▶ _WORK INSTRUCTIONS_
Extract the complete data exactly as given.

[Data entries for graphics]
+ + + + +

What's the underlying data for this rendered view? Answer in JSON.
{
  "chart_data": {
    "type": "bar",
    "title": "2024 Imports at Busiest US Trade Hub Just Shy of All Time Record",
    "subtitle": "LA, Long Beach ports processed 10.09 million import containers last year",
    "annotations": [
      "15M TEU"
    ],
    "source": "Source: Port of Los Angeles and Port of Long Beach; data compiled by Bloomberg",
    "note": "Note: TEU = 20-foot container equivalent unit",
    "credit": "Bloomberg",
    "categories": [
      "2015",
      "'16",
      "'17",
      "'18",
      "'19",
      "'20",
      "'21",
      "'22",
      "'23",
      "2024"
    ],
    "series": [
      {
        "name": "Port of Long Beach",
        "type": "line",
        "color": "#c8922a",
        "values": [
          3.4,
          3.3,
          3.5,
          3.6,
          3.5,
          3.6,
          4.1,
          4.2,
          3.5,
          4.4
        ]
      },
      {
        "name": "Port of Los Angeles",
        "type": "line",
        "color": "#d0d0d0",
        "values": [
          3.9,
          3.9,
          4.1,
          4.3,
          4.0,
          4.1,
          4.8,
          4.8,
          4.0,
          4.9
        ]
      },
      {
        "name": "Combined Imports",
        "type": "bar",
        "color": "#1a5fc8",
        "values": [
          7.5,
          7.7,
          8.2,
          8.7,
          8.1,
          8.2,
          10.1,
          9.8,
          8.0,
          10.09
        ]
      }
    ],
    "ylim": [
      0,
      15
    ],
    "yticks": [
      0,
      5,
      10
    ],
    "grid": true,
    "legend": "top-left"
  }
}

+ + + + +

▶ _ANSWER_
What's the underlying data for this rendered view? Answer in JSON.
{
  "chart_data": {
    "type": "bar",
    "title": "2024 Imports at Busiest US Trade Hub Just Shy of All Time Record",
    "subtitle": "LA, Long Beach ports processed 10.09 million import containers last year",
    "annotations": [
      "15M TEU"
    ],
    "source": "Source: Port of Los Angeles and Port of Long Beach; data compiled by Bloomberg",
    "note": "Note: TEU = 20-foot container equivalent unit",
    "credit": "Bloomberg",
    "categories": [
      "2015",
      "'16",
      "'17",
      "'18",
      "'19",
      "'20",
      "'21",
      "'22",
      "'23",
      "2024"
    ],
    "series": [
      {
        "name": "Port of Long Beach",
        "type": "line",
        "color": "#c8922a",
        "values": [
          3.4,
          3.3,
          3.5,
          3.6,
          3.5,
          3.6,
          4.1,
          4.2,
          3.5,
          4.4
        ]
      },
      {
        "name": "Port of Los Angeles",
        "type": "line",
        "color": "#d0d0d0",
        "values": [
          3.9,
          3.9,
          4.1,
          4.3,
          4.0,
          4.1,
          4.8,
          4.8,
          4.0,
          4.9
        ]
      },
      {
        "name": "Combined Imports",
        "type": "bar",
        "color": "#1a5fc8",
        "values": [
          7.5,
          7.7,
          8.2,
          8.7,
          8.1,
          8.2,
          10.1,
          9.8,
          8.0,
          10.09
        ]
      }
    ],
    "ylim": [
      0,
      15
    ],
    "yticks": [
      0,
      5,
      10
    ],
    "grid": true,
    "legend": "top-left"
  }
}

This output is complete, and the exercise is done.